(Excerpt from a dataset)
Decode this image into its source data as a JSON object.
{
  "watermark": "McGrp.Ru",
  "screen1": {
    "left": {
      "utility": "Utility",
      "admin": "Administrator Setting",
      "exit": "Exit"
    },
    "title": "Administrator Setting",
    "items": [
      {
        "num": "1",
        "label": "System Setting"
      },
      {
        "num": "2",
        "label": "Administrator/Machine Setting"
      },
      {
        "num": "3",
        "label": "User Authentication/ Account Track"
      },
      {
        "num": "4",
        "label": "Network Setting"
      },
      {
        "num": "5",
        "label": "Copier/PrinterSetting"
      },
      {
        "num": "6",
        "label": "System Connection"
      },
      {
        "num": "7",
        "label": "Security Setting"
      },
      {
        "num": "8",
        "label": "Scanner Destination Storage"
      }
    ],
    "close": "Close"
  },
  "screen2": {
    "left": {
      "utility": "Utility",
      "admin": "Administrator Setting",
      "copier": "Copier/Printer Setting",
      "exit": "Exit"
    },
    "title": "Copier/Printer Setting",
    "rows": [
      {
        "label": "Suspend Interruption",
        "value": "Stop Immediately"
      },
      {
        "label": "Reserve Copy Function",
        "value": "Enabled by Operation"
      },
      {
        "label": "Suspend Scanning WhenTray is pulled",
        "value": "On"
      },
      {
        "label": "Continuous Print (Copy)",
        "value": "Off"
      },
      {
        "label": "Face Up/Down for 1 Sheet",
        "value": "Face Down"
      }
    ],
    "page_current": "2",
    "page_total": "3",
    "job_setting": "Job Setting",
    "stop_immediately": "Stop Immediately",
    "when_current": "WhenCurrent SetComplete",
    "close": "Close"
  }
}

→ TASK TO COMPLETE:
Write out the full set of records exactly as given.

→ FINISHED EXERCISE:
Decode this image into its source data as a JSON object.
{
  "watermark": "McGrp.Ru",
  "screen1": {
    "left": {
      "utility": "Utility",
      "admin": "Administrator Setting",
      "exit": "Exit"
    },
    "title": "Administrator Setting",
    "items": [
      {
        "num": "1",
        "label": "System Setting"
      },
      {
        "num": "2",
        "label": "Administrator/Machine Setting"
      },
      {
        "num": "3",
        "label": "User Authentication/ Account Track"
      },
      {
        "num": "4",
        "label": "Network Setting"
      },
      {
        "num": "5",
        "label": "Copier/PrinterSetting"
      },
      {
        "num": "6",
        "label": "System Connection"
      },
      {
        "num": "7",
        "label": "Security Setting"
      },
      {
        "num": "8",
        "label": "Scanner Destination Storage"
      }
    ],
    "close": "Close"
  },
  "screen2": {
    "left": {
      "utility": "Utility",
      "admin": "Administrator Setting",
      "copier": "Copier/Printer Setting",
      "exit": "Exit"
    },
    "title": "Copier/Printer Setting",
    "rows": [
      {
        "label": "Suspend Interruption",
        "value": "Stop Immediately"
      },
      {
        "label": "Reserve Copy Function",
        "value": "Enabled by Operation"
      },
      {
        "label": "Suspend Scanning WhenTray is pulled",
        "value": "On"
      },
      {
        "label": "Continuous Print (Copy)",
        "value": "Off"
      },
      {
        "label": "Face Up/Down for 1 Sheet",
        "value": "Face Down"
      }
    ],
    "page_current": "2",
    "page_total": "3",
    "job_setting": "Job Setting",
    "stop_immediately": "Stop Immediately",
    "when_current": "WhenCurrent SetComplete",
    "close": "Close"
  }
}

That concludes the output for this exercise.